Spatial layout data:
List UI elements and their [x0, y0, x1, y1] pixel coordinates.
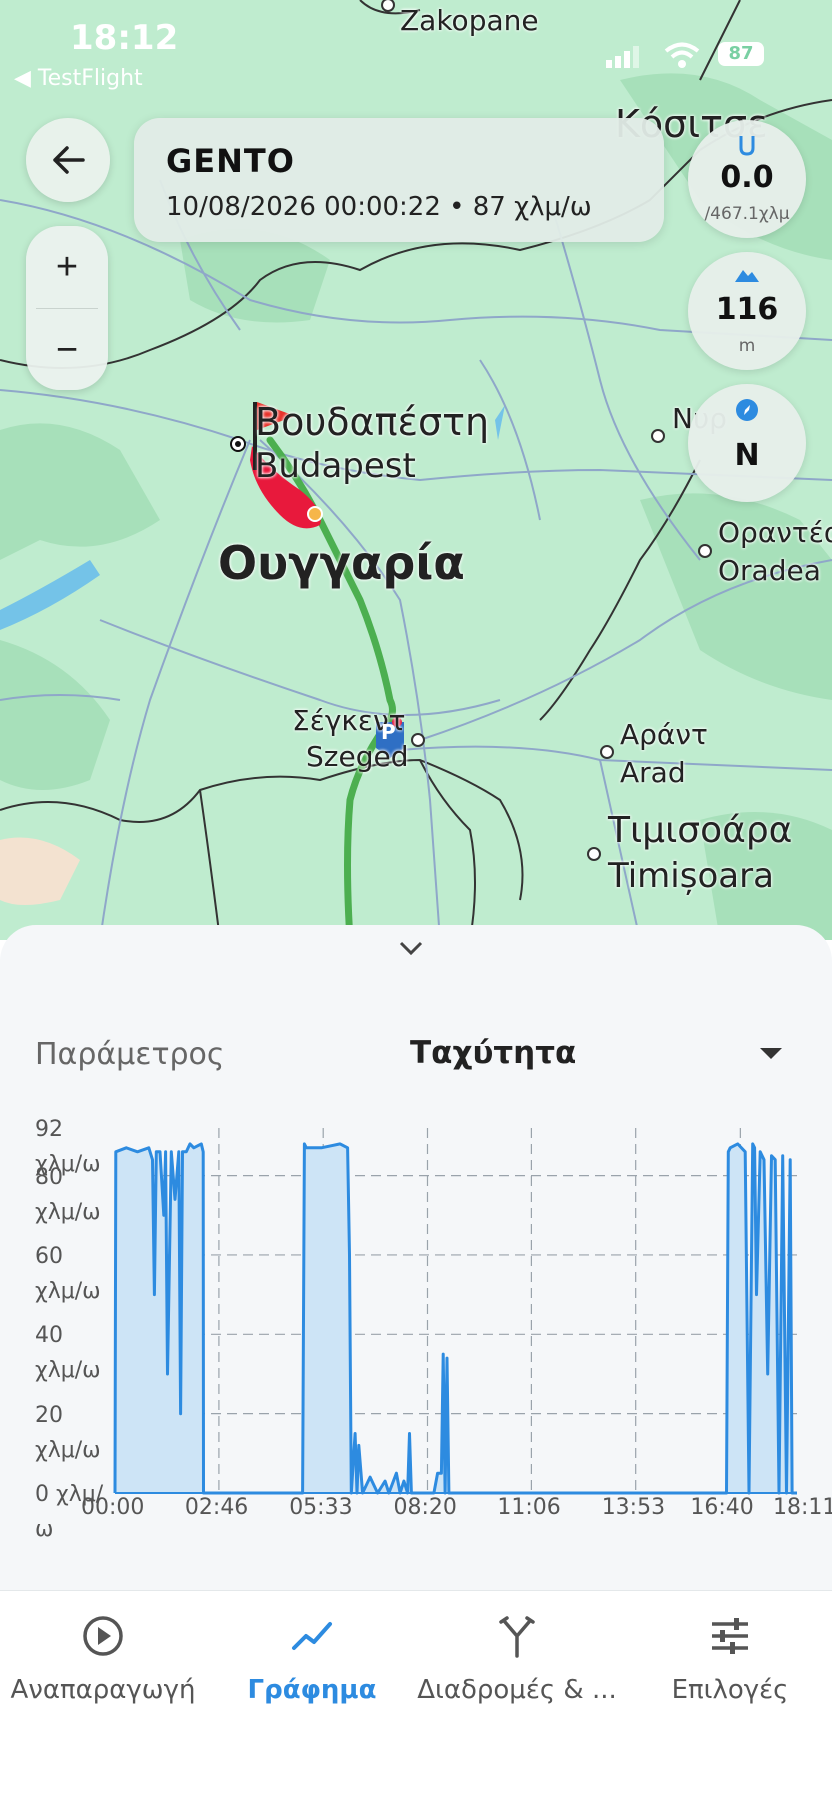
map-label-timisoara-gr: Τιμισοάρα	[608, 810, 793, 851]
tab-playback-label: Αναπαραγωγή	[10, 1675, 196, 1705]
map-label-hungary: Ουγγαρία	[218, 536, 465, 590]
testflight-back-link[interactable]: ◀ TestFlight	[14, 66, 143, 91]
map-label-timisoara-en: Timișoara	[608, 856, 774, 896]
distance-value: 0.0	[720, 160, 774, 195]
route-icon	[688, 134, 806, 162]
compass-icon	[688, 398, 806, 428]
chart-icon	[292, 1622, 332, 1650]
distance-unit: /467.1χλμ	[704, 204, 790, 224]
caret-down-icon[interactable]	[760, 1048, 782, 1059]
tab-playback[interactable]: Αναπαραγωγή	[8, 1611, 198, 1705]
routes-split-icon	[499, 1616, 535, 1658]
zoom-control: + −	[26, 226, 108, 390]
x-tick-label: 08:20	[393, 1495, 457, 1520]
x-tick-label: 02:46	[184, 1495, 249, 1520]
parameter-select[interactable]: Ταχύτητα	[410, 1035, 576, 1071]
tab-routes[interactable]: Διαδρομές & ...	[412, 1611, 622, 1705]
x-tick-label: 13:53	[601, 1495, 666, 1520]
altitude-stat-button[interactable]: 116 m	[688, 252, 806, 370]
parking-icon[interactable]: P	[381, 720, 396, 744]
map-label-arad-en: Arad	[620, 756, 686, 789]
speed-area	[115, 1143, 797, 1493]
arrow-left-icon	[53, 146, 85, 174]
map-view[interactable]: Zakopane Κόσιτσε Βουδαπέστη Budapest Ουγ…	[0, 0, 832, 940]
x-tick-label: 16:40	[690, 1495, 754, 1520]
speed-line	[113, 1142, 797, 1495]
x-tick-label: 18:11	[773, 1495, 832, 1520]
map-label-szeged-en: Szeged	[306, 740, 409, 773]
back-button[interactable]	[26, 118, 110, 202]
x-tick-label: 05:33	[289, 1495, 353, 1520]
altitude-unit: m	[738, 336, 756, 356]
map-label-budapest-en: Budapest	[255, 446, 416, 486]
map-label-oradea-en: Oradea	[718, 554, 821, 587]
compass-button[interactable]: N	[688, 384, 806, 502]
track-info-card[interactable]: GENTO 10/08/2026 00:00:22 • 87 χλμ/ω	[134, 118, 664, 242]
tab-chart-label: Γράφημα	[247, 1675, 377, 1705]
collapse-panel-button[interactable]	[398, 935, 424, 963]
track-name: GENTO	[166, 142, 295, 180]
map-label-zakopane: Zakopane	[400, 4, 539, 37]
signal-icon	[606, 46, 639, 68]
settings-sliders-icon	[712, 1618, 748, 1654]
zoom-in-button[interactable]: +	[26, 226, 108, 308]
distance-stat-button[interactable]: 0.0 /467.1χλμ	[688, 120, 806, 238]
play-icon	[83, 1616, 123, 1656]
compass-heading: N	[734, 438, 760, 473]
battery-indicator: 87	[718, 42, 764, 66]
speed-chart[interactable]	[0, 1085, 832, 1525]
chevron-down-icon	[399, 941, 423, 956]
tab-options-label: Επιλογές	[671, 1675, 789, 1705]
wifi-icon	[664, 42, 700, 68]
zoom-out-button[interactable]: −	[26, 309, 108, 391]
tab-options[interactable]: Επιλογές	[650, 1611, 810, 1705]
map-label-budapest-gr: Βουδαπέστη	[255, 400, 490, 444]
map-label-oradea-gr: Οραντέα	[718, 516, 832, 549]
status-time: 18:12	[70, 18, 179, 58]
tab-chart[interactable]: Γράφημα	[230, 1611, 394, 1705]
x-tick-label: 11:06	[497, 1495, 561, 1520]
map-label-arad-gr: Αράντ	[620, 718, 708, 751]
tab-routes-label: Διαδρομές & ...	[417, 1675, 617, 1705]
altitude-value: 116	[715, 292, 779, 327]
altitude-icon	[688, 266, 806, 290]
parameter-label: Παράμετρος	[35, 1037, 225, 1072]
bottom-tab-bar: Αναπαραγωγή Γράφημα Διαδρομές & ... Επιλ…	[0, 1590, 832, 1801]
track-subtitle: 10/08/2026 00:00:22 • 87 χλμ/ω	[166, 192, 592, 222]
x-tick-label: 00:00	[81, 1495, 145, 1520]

---

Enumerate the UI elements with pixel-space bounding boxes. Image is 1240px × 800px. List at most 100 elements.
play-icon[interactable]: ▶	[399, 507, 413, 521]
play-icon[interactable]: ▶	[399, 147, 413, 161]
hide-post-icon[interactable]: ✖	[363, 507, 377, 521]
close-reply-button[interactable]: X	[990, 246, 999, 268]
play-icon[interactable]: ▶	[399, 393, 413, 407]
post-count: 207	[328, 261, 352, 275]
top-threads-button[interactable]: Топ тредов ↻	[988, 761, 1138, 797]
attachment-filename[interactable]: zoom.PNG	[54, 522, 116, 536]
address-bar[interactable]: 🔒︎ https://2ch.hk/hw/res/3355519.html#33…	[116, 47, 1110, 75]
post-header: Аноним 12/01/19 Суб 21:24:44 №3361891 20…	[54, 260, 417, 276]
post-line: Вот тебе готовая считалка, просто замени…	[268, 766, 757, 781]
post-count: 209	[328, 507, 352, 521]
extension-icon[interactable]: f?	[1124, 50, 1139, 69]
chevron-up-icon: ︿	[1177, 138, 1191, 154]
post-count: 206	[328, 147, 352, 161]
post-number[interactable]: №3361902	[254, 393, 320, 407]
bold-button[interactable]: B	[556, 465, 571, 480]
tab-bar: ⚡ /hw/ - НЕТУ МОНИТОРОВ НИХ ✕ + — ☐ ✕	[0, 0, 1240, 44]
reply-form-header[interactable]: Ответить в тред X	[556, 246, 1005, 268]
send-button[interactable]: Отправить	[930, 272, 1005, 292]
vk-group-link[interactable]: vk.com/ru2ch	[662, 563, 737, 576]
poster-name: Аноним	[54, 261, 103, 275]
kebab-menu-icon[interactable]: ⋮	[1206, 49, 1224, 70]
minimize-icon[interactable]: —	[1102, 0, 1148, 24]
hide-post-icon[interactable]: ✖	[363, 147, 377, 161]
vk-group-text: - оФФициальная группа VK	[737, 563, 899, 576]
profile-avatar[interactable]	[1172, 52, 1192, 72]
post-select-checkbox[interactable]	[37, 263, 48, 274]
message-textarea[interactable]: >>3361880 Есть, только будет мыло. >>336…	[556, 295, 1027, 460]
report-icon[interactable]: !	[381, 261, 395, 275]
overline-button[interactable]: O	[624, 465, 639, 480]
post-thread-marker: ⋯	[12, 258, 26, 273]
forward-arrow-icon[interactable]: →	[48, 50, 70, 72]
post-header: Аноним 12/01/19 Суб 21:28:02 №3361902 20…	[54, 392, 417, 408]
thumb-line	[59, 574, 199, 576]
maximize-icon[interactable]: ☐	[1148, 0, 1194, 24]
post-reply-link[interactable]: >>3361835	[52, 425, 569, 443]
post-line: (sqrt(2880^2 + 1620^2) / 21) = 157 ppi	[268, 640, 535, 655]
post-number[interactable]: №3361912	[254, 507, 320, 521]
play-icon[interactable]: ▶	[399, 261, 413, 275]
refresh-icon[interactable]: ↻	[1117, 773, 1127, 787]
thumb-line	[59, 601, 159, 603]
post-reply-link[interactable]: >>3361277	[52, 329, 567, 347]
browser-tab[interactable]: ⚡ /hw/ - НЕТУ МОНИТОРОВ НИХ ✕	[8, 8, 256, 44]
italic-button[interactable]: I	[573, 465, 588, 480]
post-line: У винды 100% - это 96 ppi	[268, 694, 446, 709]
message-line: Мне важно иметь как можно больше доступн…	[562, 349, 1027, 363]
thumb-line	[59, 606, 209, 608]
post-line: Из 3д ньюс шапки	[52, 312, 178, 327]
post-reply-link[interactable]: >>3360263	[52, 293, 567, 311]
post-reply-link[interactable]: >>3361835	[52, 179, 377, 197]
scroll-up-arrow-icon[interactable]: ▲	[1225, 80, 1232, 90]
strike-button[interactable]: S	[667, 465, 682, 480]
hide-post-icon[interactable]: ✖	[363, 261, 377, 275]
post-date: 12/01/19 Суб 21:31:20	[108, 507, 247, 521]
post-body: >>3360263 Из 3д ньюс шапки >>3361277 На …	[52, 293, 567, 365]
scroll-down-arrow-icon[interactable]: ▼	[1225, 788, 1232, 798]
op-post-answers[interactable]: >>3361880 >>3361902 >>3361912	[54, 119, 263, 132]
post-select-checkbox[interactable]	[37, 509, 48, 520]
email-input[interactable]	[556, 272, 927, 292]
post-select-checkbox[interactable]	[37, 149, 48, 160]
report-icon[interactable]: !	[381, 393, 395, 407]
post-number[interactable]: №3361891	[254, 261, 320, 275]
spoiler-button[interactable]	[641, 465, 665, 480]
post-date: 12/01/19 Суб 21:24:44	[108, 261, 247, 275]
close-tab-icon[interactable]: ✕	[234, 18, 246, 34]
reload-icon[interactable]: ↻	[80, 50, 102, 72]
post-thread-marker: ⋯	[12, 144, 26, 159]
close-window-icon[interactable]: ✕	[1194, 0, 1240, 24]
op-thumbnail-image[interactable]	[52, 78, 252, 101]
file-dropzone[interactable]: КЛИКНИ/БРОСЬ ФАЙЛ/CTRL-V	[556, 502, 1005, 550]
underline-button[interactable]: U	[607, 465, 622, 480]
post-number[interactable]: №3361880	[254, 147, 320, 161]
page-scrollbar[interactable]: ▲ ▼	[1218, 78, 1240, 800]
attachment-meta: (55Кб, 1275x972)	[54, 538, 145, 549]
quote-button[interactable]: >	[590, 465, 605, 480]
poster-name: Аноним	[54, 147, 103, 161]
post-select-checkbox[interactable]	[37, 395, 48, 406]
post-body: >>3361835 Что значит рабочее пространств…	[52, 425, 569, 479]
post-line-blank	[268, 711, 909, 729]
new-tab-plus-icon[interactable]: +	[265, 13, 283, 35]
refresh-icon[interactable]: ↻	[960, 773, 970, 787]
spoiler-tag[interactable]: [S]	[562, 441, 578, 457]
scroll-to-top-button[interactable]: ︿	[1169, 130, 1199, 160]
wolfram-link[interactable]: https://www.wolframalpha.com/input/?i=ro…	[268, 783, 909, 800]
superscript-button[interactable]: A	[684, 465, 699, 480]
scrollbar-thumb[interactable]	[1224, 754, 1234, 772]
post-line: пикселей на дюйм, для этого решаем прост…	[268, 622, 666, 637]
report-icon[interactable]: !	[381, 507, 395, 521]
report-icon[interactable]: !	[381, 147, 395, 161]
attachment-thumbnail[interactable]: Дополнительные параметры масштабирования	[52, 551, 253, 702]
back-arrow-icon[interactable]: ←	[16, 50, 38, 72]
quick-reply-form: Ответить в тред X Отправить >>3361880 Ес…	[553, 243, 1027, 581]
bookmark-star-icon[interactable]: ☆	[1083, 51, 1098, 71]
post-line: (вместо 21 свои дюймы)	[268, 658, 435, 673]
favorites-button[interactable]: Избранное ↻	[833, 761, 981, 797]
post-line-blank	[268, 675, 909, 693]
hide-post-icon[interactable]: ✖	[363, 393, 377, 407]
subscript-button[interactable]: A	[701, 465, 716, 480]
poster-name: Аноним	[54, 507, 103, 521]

Aim. Duplicate the data lines starting with the one containing "810, 793, 851]" and ending with the one containing "226, 108, 308]", both included.

Worked solution.
map-label-timisoara-gr: Τιμισοάρα	[608, 810, 793, 851]
tab-playback-label: Αναπαραγωγή	[10, 1675, 196, 1705]
map-label-hungary: Ουγγαρία	[218, 536, 465, 590]
testflight-back-link[interactable]: ◀ TestFlight	[14, 66, 143, 91]
map-label-timisoara-en: Timișoara	[608, 856, 774, 896]
distance-value: 0.0	[720, 160, 774, 195]
route-icon	[688, 134, 806, 162]
compass-icon	[688, 398, 806, 428]
chart-icon	[292, 1622, 332, 1650]
distance-unit: /467.1χλμ	[704, 204, 790, 224]
caret-down-icon[interactable]	[760, 1048, 782, 1059]
tab-playback[interactable]: Αναπαραγωγή	[8, 1611, 198, 1705]
routes-split-icon	[499, 1616, 535, 1658]
zoom-control: + −	[26, 226, 108, 390]
x-tick-label: 08:20	[393, 1495, 457, 1520]
x-tick-label: 02:46	[184, 1495, 249, 1520]
parameter-select[interactable]: Ταχύτητα	[410, 1035, 576, 1071]
tab-routes[interactable]: Διαδρομές & ...	[412, 1611, 622, 1705]
x-tick-label: 13:53	[601, 1495, 666, 1520]
altitude-stat-button[interactable]: 116 m	[688, 252, 806, 370]
parking-icon[interactable]: P	[381, 720, 396, 744]
map-label-arad-en: Arad	[620, 756, 686, 789]
speed-area	[115, 1143, 797, 1493]
arrow-left-icon	[53, 146, 85, 174]
map-view[interactable]: Zakopane Κόσιτσε Βουδαπέστη Budapest Ουγ…	[0, 0, 832, 940]
x-tick-label: 16:40	[690, 1495, 754, 1520]
speed-line	[113, 1142, 797, 1495]
x-tick-label: 18:11	[773, 1495, 832, 1520]
map-label-szeged-en: Szeged	[306, 740, 409, 773]
back-button[interactable]	[26, 118, 110, 202]
x-tick-label: 05:33	[289, 1495, 353, 1520]
altitude-unit: m	[738, 336, 756, 356]
map-label-budapest-en: Budapest	[255, 446, 416, 486]
map-label-oradea-en: Oradea	[718, 554, 821, 587]
compass-button[interactable]: N	[688, 384, 806, 502]
track-info-card[interactable]: GENTO 10/08/2026 00:00:22 • 87 χλμ/ω	[134, 118, 664, 242]
tab-chart-label: Γράφημα	[247, 1675, 377, 1705]
collapse-panel-button[interactable]	[398, 935, 424, 963]
track-name: GENTO	[166, 142, 295, 180]
map-label-zakopane: Zakopane	[400, 4, 539, 37]
signal-icon	[606, 46, 639, 68]
settings-sliders-icon	[712, 1618, 748, 1654]
zoom-in-button[interactable]: +	[26, 226, 108, 308]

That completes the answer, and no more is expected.